> **Source text**:
◇ ◇ ◇ ◇ ◇ ◇ ◇

The corporation argues that the judgment must be reversed because the creditors failed to make out a prima facie case in their case-in-chief at the trial. The parties stipulated the existence of the creditors' claims and that payment of $4,138.95 was made to Hanrahan. The only issue on the merits to be determined at trial was whether or not that payment constituted a preferential transfer and was an act of bankruptcy within the meaning of the Act.

5

The petitioning creditors rested their case after introducing into evidence two exhibits which showed that the corporate powers of the corporation had been suspended. The corporation then moved for judgment on the ground that the creditors had failed to establish a prima facie case. The motion was denied, whereupon the corporation proceeded with its case in an effort to establish that, at the time of the transfer, Hanrahan was a secured creditor with regard to the entire $4,138.95 payment.

6

Under Fed.R.Civ.P. 41(b), the trial court is not required to rule upon such a motion made at the close of the plaintiff's case, but may elect to render judgment after the close of all the evidence. This, in effect, is the course chosen by the trial court in this case. It follows that when such a motion is not granted, the merits of the case are to be determined in the light of all of the evidence received at the trial. See, Armour Research Foundation of Illinois Institute of Technology v. Chicago, Rock Island & Pacific R.R. Co., 311 F.2d 493 (7th Cir. 1963).

7

We turn now to the grounds of the trial court decision, each of which is challenged on this appeal. The second ground, as noted above, is that the $4,138.95 payment to Hanrahan exceeded the value of any and all security which he claimed against the assets of the corporation by at least $1,144.79. The trial court determined that the total value of the security interest Hanrahan claimed did not exceed six thousand dollars, and that this amount was subject to the senior secured claim of one Temkin in the amount of $2,655.84. This would leave secured assets of the net value of $3,344.16 for Hanrahan.

◇ ◇ ◇ ◇ ◇ ◇ ◇

> **Source material**:
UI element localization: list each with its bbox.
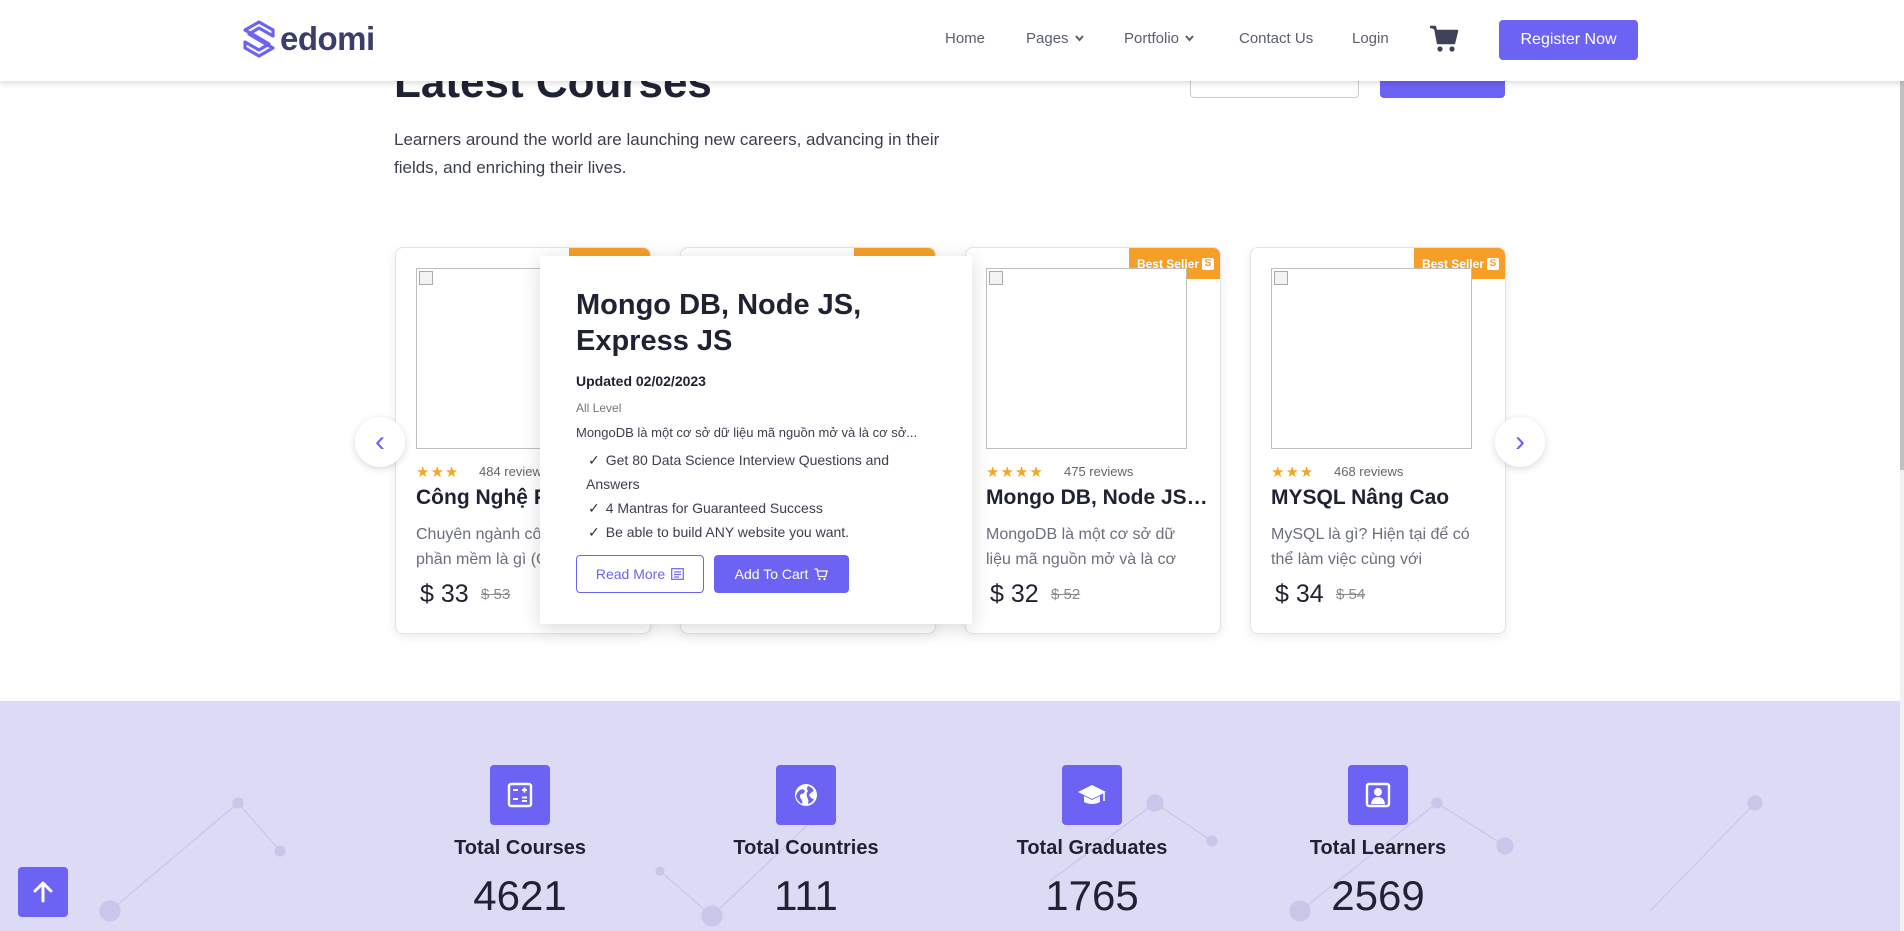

◇ ◇ ◇ ◇ ◇ ◇ ◇

> **Requirement**: Using the bankruptcy appeal text, explain in one to three sentences why the merits are judged on all the trial evidence rather than only on the creditors' case-in-chief.

> **Result of the exercise**: Under Fed.R.Civ.P. 41(b), a trial court does not have to rule on a motion made at the close of the plaintiff's case and may choose to render judgment after all the evidence is in. In effect, the trial court took that course. Because the motion was not granted, the merits are determined in light of all the evidence received at trial.